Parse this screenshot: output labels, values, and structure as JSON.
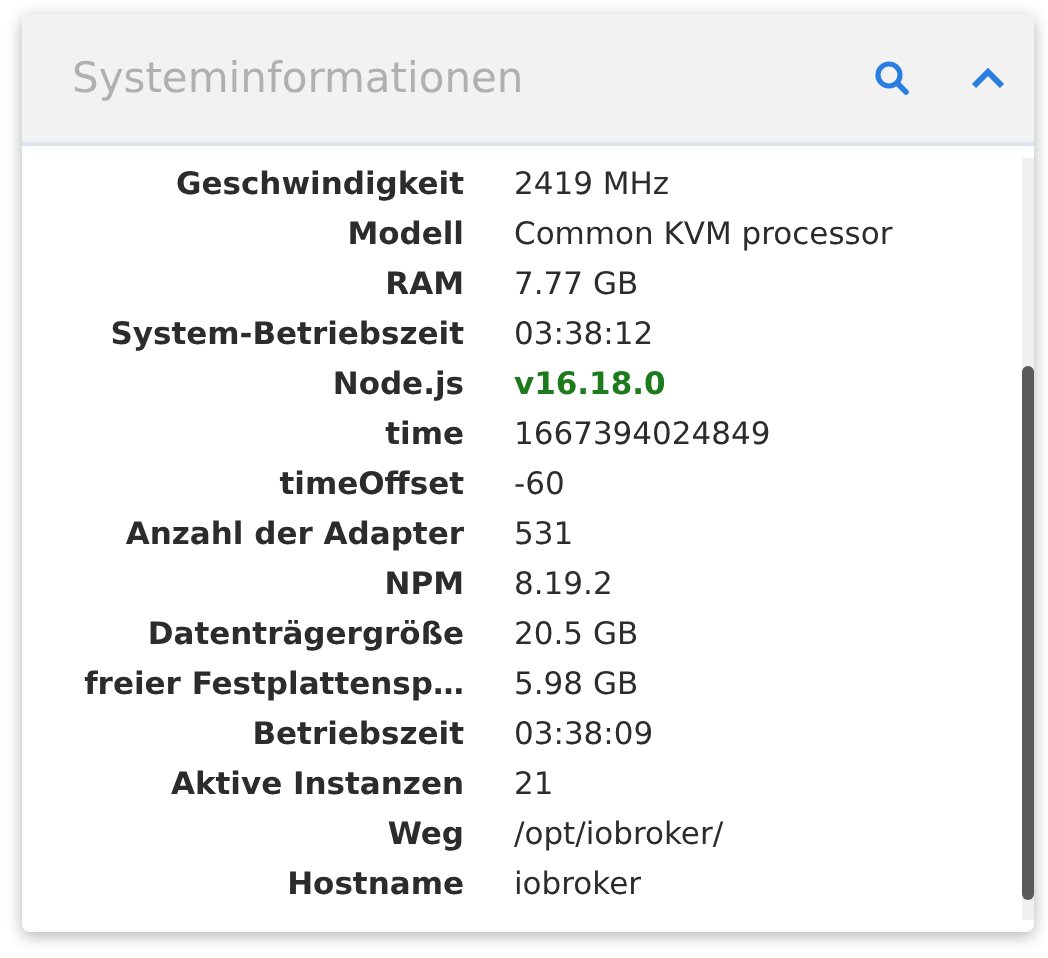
{
  "panel": {
    "title": "Systeminformationen"
  },
  "rows": [
    {
      "label": "Geschwindigkeit",
      "value": "2419 MHz",
      "kind": "plain"
    },
    {
      "label": "Modell",
      "value": "Common KVM processor",
      "kind": "plain"
    },
    {
      "label": "RAM",
      "value": "7.77 GB",
      "kind": "plain"
    },
    {
      "label": "System-Betriebszeit",
      "value": "03:38:12",
      "kind": "plain"
    },
    {
      "label": "Node.js",
      "value": "v16.18.0",
      "kind": "version"
    },
    {
      "label": "time",
      "value": "1667394024849",
      "kind": "plain"
    },
    {
      "label": "timeOffset",
      "value": "-60",
      "kind": "plain"
    },
    {
      "label": "Anzahl der Adapter",
      "value": "531",
      "kind": "plain"
    },
    {
      "label": "NPM",
      "value": "8.19.2",
      "kind": "plain"
    },
    {
      "label": "Datenträgergröße",
      "value": "20.5 GB",
      "kind": "plain"
    },
    {
      "label": "freier Festplattensp…",
      "value": "5.98 GB",
      "kind": "plain"
    },
    {
      "label": "Betriebszeit",
      "value": "03:38:09",
      "kind": "plain"
    },
    {
      "label": "Aktive Instanzen",
      "value": "21",
      "kind": "plain"
    },
    {
      "label": "Weg",
      "value": "/opt/iobroker/",
      "kind": "plain"
    },
    {
      "label": "Hostname",
      "value": "iobroker",
      "kind": "plain"
    }
  ]
}
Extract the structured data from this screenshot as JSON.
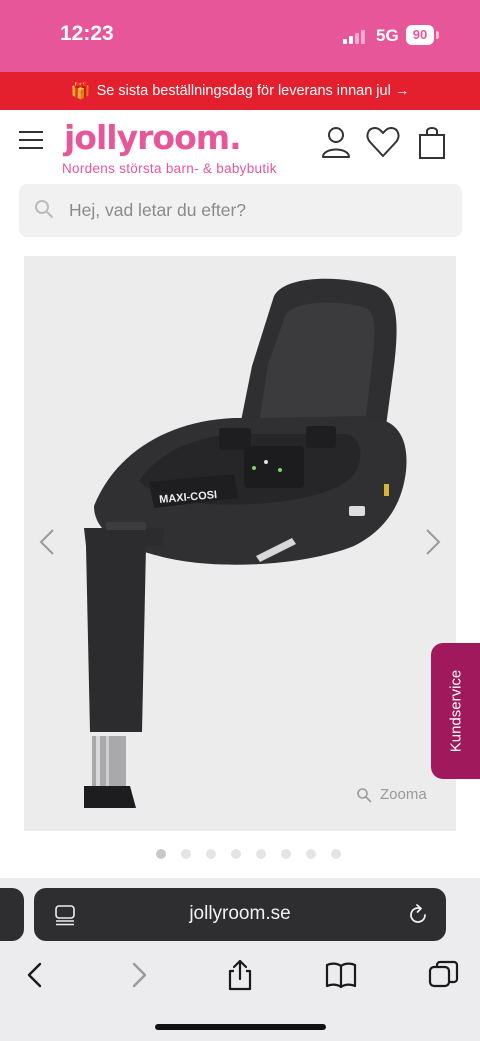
{
  "status": {
    "time": "12:23",
    "network": "5G",
    "battery": "90"
  },
  "promo": {
    "text": "Se sista beställningsdag för leverans innan jul →"
  },
  "header": {
    "logo": "jollyroom.",
    "tagline": "Nordens största barn- & babybutik"
  },
  "search": {
    "placeholder": "Hej, vad letar du efter?"
  },
  "gallery": {
    "zoom_label": "Zooma",
    "brand_on_product": "MAXI-COSI",
    "current_slide": 1,
    "total_slides": 8
  },
  "kundservice": {
    "label": "Kundservice"
  },
  "browser": {
    "url": "jollyroom.se"
  },
  "colors": {
    "brand": "#e8569a",
    "promo": "#e4202e",
    "kundservice": "#a0195c"
  }
}
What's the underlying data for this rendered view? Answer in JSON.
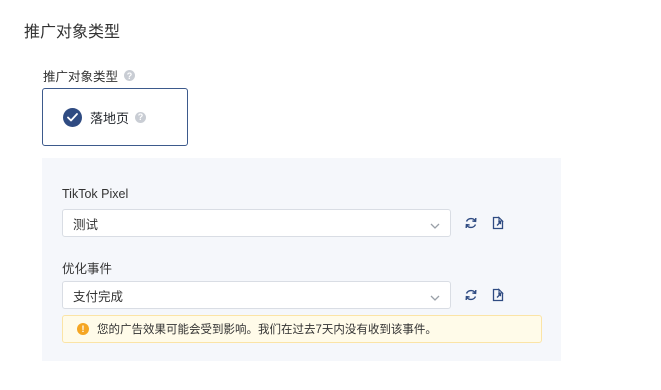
{
  "section": {
    "title": "推广对象类型"
  },
  "promotion_type": {
    "label": "推广对象类型",
    "help_icon": "question-icon",
    "option": {
      "label": "落地页",
      "selected": true
    }
  },
  "pixel": {
    "label": "TikTok Pixel",
    "selected_value": "测试",
    "refresh_icon": "refresh-icon",
    "open_icon": "open-in-new-icon"
  },
  "event": {
    "label": "优化事件",
    "selected_value": "支付完成",
    "refresh_icon": "refresh-icon",
    "open_icon": "open-in-new-icon"
  },
  "warning": {
    "text": "您的广告效果可能会受到影响。我们在过去7天内没有收到该事件。",
    "icon": "warning-icon"
  },
  "colors": {
    "primary": "#2f4b82",
    "panel_bg": "#f5f7fb",
    "warning_bg": "#fffbe9",
    "warning_icon": "#f5a623"
  }
}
■ ■ ■ ■ ■ ■ ■
#### PROBLEM TO WORK ON:
Search the data for the string "Betriebszeit" and copy each line where it appears.

#### THE RESULT:
      "label": "System-Betriebszeit",
      "label": "Betriebszeit",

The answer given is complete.